## Do this
Where a line holds the string "data", return that line.

## Listed records
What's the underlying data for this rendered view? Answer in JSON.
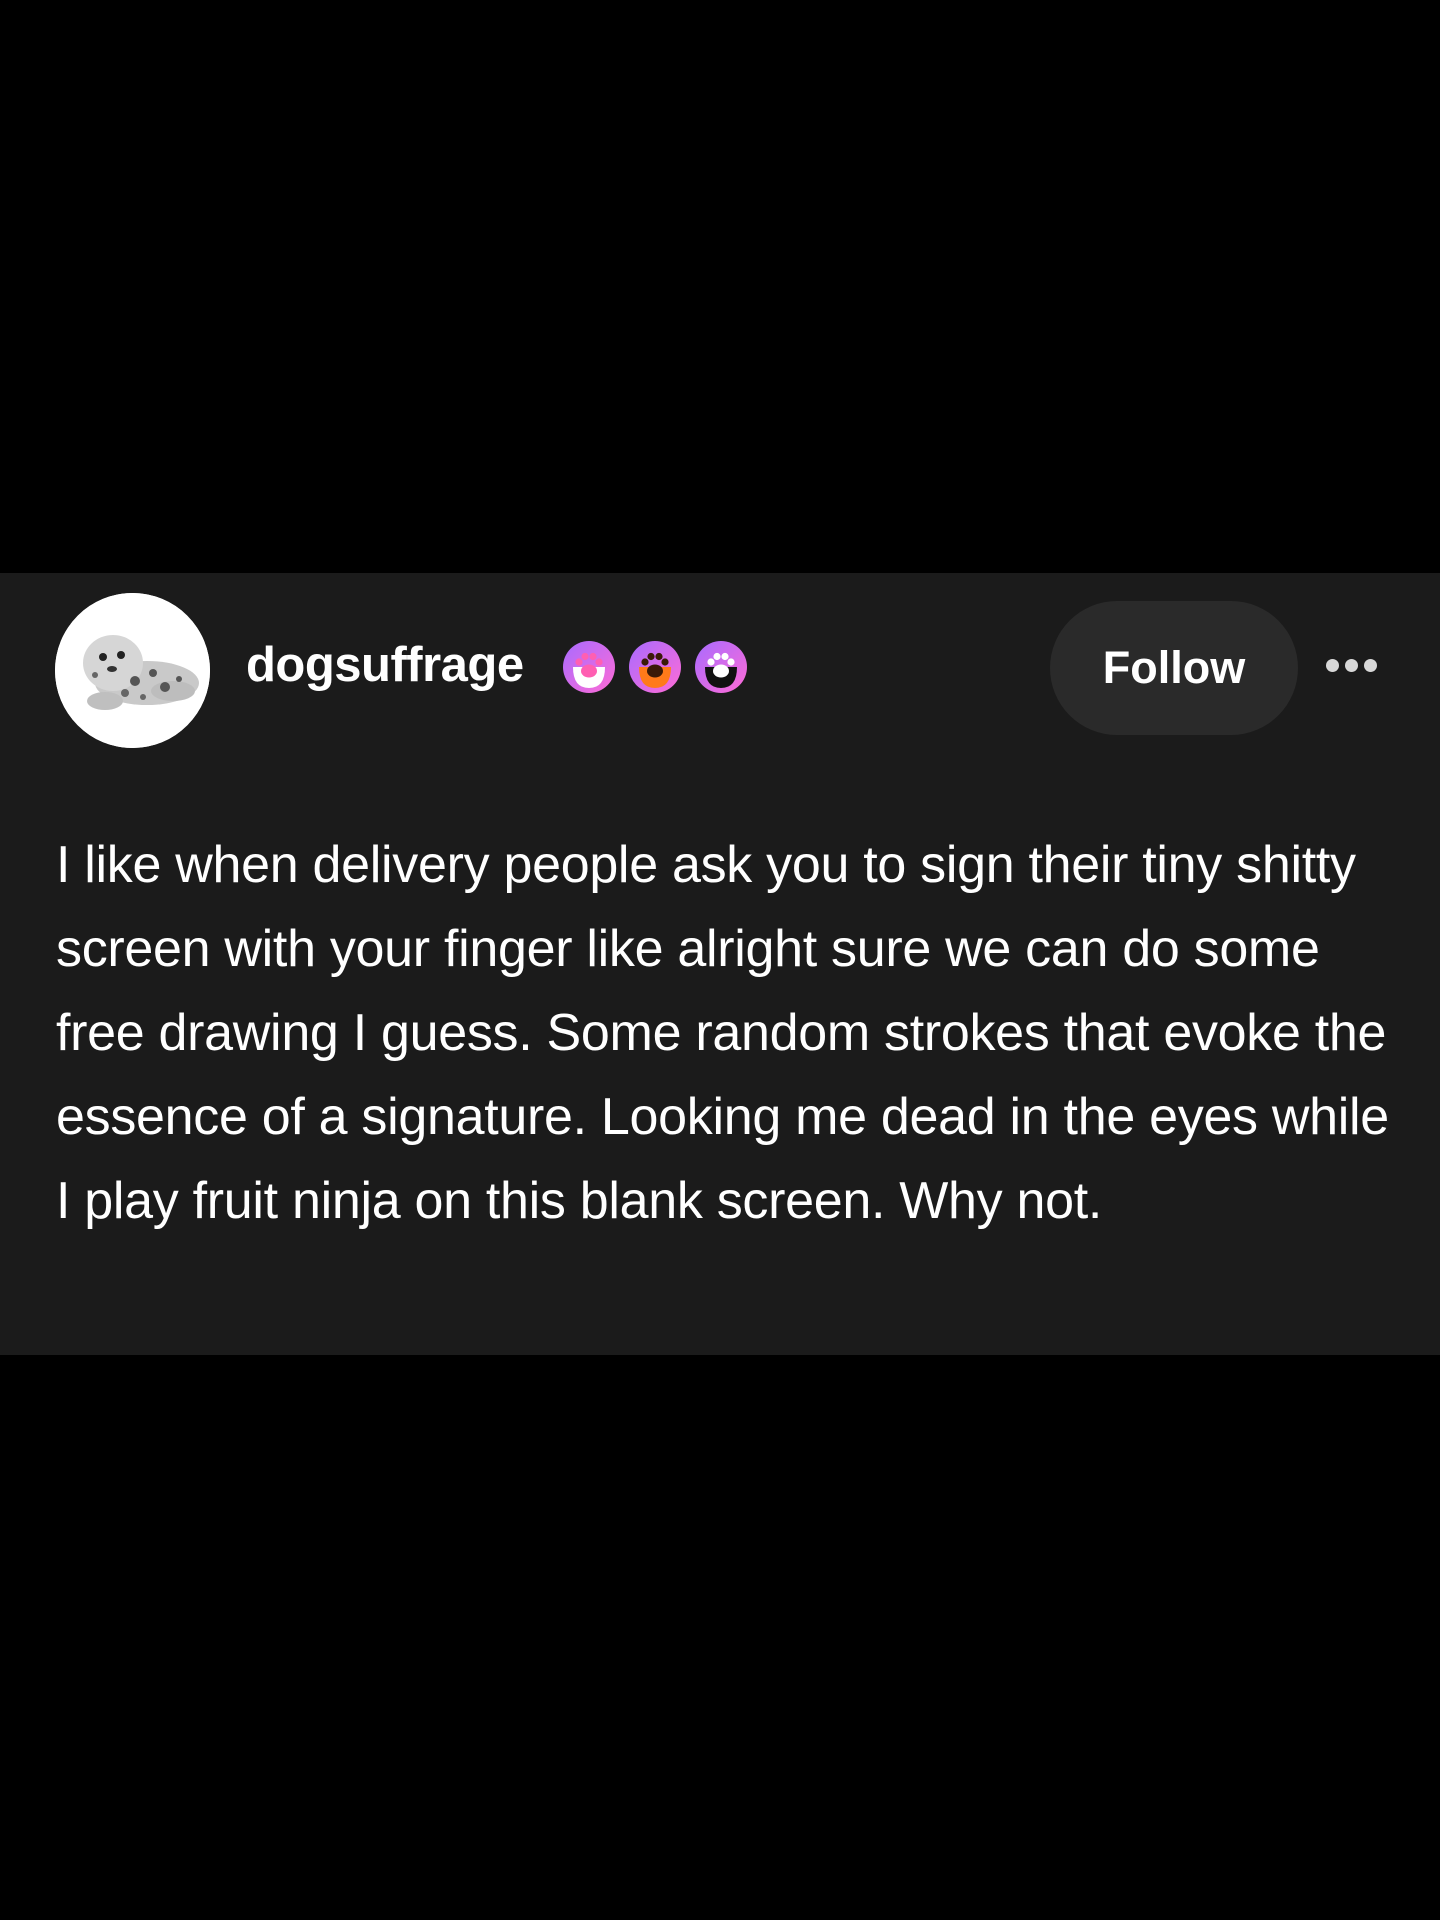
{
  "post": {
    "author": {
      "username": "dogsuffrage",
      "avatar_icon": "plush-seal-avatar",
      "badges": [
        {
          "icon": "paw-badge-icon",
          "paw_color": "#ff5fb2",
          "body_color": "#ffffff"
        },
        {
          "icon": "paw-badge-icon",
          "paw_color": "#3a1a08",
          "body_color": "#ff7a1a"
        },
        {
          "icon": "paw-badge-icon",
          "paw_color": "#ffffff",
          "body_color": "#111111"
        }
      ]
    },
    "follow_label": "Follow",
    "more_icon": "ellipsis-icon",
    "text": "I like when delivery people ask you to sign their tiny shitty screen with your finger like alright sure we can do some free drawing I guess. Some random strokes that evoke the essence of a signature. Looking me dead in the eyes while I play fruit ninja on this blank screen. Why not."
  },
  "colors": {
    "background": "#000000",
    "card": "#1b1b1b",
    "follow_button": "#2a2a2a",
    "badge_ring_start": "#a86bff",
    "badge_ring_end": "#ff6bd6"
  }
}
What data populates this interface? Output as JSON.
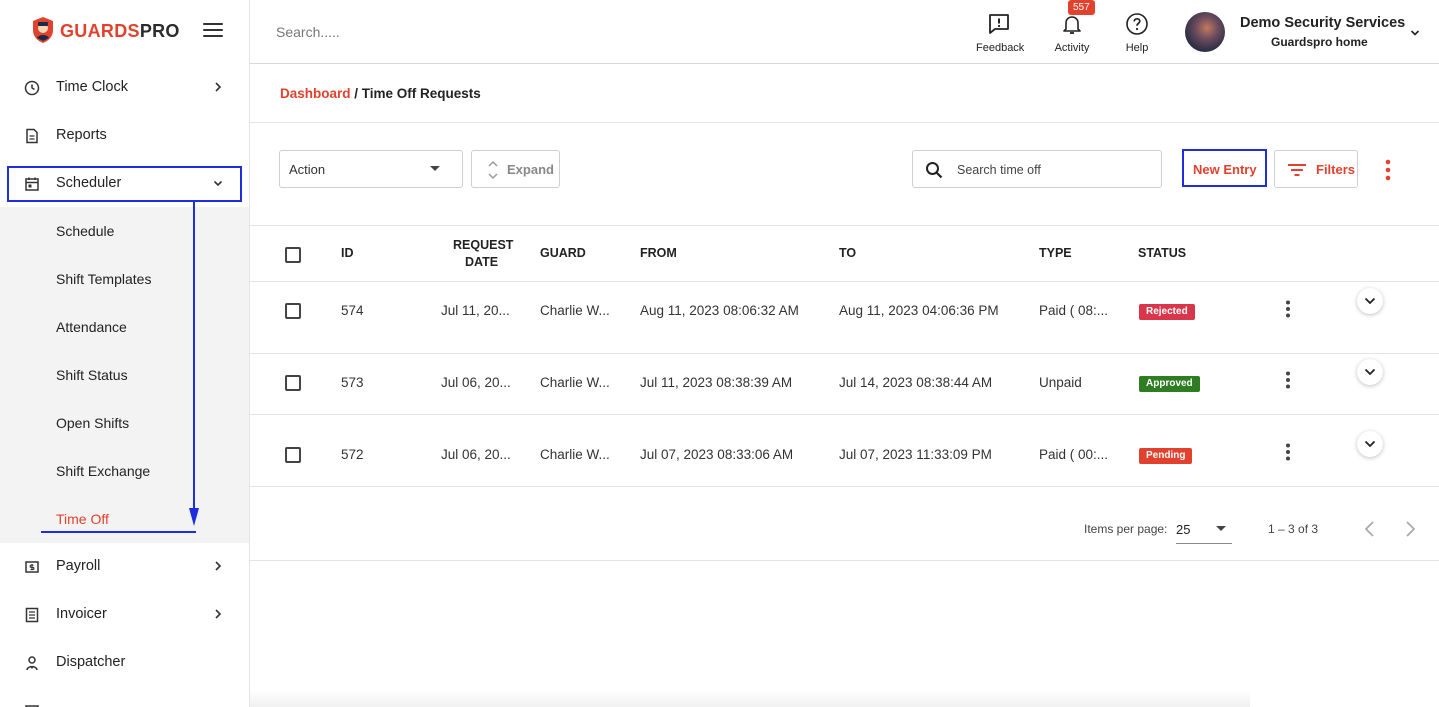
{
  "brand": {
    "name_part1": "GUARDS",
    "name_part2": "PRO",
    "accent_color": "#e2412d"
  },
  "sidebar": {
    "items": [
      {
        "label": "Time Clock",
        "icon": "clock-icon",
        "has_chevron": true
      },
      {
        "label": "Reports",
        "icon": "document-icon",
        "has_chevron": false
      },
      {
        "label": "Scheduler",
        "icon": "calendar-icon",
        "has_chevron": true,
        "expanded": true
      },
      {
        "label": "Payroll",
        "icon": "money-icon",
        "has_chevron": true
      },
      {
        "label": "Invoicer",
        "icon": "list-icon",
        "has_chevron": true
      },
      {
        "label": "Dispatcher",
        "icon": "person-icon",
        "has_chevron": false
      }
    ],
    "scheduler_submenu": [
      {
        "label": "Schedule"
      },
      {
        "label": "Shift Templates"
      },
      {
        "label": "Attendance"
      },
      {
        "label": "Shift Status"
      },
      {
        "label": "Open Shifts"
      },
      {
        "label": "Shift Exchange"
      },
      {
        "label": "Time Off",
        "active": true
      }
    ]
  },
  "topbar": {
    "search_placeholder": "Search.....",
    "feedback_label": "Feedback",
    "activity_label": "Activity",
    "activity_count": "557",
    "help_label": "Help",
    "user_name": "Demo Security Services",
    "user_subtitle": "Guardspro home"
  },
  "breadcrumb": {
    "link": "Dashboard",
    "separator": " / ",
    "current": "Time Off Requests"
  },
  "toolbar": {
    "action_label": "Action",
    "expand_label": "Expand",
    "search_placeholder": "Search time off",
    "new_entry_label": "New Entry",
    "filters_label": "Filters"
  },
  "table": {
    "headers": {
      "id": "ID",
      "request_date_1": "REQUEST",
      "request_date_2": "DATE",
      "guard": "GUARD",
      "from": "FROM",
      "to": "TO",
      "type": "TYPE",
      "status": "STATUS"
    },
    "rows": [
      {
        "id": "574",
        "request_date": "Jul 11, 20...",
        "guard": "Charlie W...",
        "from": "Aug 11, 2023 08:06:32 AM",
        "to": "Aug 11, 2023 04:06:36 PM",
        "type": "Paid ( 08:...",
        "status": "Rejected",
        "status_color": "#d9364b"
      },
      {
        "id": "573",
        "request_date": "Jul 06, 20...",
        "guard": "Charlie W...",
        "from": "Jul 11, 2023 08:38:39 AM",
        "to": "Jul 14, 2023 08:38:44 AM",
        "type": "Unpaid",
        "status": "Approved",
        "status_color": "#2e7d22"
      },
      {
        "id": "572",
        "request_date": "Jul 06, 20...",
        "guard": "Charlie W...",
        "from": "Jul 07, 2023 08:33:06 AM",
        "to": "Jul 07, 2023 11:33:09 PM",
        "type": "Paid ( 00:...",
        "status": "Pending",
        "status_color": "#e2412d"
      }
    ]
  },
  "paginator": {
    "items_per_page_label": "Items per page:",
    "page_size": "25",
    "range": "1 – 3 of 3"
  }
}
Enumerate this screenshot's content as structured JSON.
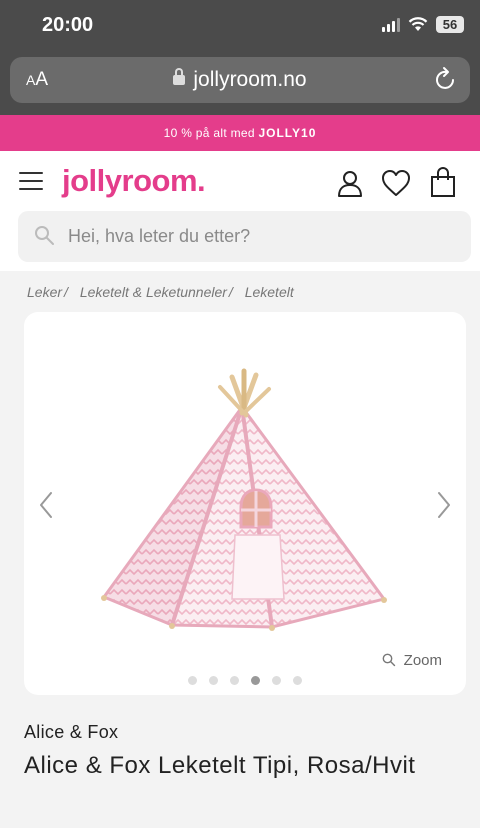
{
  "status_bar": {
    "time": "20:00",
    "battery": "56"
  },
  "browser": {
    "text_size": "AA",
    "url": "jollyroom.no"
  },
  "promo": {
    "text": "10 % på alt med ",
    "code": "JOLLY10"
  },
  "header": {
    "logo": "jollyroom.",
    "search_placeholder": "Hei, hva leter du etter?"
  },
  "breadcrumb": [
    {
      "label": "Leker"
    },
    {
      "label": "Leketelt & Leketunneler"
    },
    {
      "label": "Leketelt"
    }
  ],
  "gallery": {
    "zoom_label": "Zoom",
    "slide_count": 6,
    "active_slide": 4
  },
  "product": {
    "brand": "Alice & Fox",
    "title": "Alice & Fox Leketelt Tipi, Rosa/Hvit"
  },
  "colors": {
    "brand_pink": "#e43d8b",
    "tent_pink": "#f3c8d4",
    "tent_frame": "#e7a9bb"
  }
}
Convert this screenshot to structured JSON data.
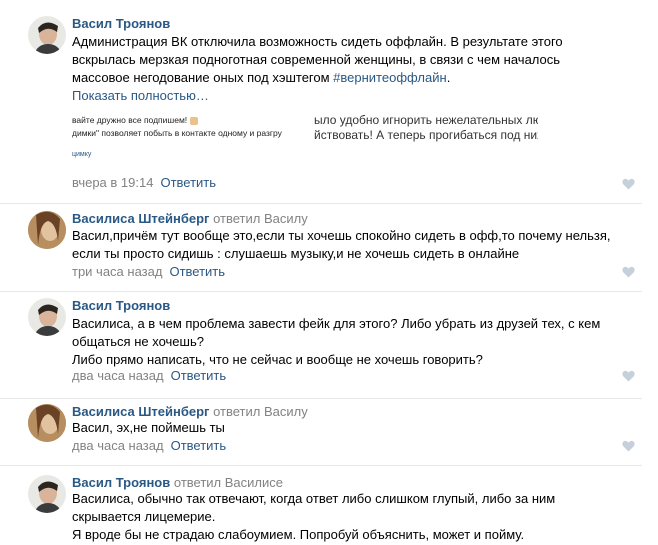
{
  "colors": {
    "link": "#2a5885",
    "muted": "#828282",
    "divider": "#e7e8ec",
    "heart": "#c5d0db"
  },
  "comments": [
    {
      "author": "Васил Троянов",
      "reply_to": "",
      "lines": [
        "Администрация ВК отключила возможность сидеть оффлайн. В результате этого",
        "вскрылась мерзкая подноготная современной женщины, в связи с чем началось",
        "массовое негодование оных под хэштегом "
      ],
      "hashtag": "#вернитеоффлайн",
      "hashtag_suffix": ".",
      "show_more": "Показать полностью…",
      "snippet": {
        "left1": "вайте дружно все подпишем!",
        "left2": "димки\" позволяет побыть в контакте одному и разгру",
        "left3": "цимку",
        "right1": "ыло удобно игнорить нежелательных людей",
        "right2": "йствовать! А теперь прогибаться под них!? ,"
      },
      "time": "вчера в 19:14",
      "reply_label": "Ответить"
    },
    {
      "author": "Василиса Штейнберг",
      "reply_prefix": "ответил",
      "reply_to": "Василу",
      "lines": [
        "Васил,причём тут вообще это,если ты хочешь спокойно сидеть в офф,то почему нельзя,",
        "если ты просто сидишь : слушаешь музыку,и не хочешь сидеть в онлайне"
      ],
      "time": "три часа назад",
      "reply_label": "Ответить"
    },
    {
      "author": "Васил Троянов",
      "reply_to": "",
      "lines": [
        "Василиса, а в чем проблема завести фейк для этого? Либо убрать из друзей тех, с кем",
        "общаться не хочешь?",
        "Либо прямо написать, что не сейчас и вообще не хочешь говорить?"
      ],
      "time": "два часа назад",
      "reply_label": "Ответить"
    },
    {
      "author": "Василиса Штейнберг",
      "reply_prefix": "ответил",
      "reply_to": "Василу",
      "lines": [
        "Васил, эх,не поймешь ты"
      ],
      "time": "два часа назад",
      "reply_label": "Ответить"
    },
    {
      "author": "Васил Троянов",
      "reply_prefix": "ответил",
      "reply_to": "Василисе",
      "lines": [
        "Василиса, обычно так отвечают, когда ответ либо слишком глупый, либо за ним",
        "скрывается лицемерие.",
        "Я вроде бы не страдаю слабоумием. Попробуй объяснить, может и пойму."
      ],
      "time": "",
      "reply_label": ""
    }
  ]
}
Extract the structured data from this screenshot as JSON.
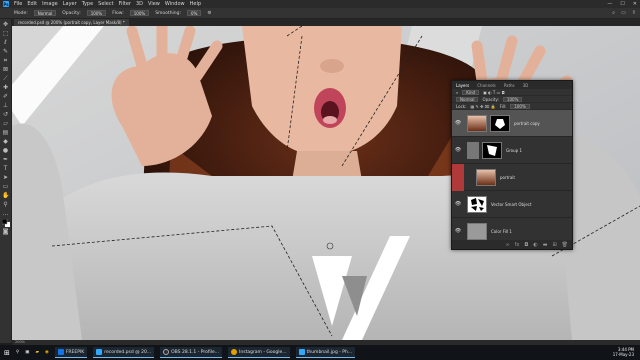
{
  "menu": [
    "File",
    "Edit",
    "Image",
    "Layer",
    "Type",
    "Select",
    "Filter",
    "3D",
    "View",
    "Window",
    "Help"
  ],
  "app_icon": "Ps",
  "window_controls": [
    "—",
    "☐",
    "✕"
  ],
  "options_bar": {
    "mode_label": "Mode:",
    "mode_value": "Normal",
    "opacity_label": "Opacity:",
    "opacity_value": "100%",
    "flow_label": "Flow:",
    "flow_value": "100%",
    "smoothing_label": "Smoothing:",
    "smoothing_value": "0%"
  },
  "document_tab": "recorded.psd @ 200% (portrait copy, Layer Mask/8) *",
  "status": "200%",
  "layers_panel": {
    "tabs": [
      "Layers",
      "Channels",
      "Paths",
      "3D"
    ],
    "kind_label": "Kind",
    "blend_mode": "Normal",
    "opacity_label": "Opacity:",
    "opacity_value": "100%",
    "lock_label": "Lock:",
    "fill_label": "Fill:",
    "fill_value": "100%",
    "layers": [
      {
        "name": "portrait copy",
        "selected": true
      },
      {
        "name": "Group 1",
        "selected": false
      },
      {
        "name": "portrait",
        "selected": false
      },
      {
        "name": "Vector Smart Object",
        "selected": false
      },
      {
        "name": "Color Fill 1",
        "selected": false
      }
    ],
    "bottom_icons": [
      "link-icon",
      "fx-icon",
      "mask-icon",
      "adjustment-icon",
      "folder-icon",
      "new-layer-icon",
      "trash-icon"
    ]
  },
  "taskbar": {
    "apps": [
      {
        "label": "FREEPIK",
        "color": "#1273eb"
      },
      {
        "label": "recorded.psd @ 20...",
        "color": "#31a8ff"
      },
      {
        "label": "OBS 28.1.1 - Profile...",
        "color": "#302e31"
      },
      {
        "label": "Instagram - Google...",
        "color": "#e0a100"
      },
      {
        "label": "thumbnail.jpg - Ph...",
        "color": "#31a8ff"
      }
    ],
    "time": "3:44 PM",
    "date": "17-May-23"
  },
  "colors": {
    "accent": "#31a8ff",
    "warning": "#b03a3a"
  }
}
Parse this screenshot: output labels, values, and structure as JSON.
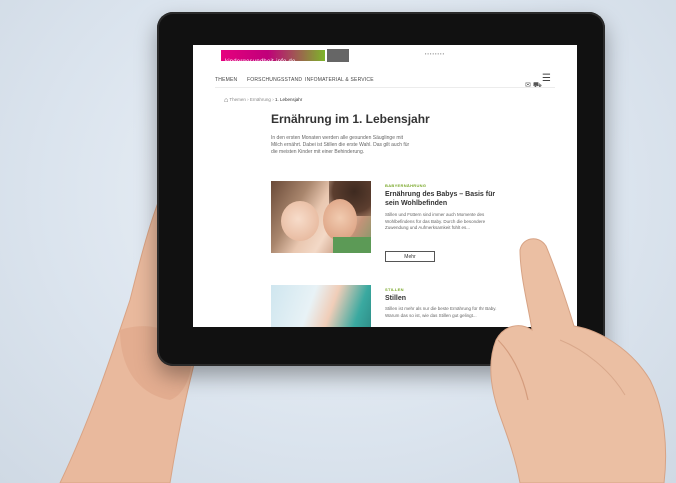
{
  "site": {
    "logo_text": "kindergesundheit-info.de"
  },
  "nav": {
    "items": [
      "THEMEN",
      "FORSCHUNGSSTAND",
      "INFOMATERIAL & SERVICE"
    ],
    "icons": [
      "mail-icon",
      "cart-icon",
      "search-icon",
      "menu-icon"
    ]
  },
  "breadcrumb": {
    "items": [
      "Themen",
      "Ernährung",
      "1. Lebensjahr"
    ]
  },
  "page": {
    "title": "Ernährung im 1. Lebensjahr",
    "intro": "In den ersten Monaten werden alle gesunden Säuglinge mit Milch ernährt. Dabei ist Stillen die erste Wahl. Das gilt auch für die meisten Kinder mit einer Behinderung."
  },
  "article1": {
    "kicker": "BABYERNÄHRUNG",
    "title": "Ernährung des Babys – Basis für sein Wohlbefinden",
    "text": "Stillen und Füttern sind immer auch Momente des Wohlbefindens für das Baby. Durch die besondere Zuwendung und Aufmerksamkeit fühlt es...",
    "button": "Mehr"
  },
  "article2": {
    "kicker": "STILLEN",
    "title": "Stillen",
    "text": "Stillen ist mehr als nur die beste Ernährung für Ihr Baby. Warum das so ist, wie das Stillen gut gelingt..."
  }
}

## Problem solution
What's the underlying data for this rendered view? Answer in JSON.
What data populates this interface? Output as JSON.
Convert this screenshot to structured JSON data.
Extract the structured data from this screenshot as JSON.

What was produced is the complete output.